> _Saved entries_
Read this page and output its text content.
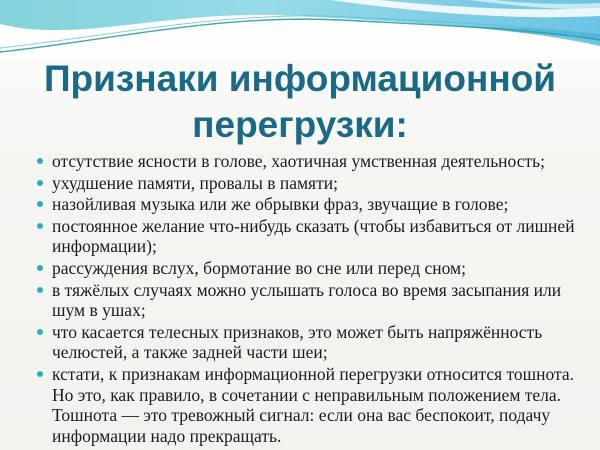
Признаки информационной перегрузки:
отсутствие ясности в голове, хаотичная умственная деятельность;
ухудшение памяти, провалы в памяти;
назойливая музыка или же обрывки фраз, звучащие в голове;
постоянное желание что-нибудь сказать (чтобы избавиться от лишней информации);
рассуждения вслух, бормотание во сне или перед сном;
в тяжёлых случаях можно услышать голоса во время засыпания или шум в ушах;
что касается телесных признаков, это может быть напряжённость челюстей, а также задней части шеи;
кстати, к признакам информационной перегрузки относится тошнота. Но это, как правило, в сочетании с неправильным положением тела. Тошнота — это тревожный сигнал: если она вас беспокоит, подачу информации надо прекращать.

> _Short task_
Copy every line of the data exactly as written, excluding the pictures.

> _Exercise answer_
Read this page and output its text content.
Признаки информационной перегрузки:
отсутствие ясности в голове, хаотичная умственная деятельность;
ухудшение памяти, провалы в памяти;
назойливая музыка или же обрывки фраз, звучащие в голове;
постоянное желание что-нибудь сказать (чтобы избавиться от лишней информации);
рассуждения вслух, бормотание во сне или перед сном;
в тяжёлых случаях можно услышать голоса во время засыпания или шум в ушах;
что касается телесных признаков, это может быть напряжённость челюстей, а также задней части шеи;
кстати, к признакам информационной перегрузки относится тошнота. Но это, как правило, в сочетании с неправильным положением тела. Тошнота — это тревожный сигнал: если она вас беспокоит, подачу информации надо прекращать.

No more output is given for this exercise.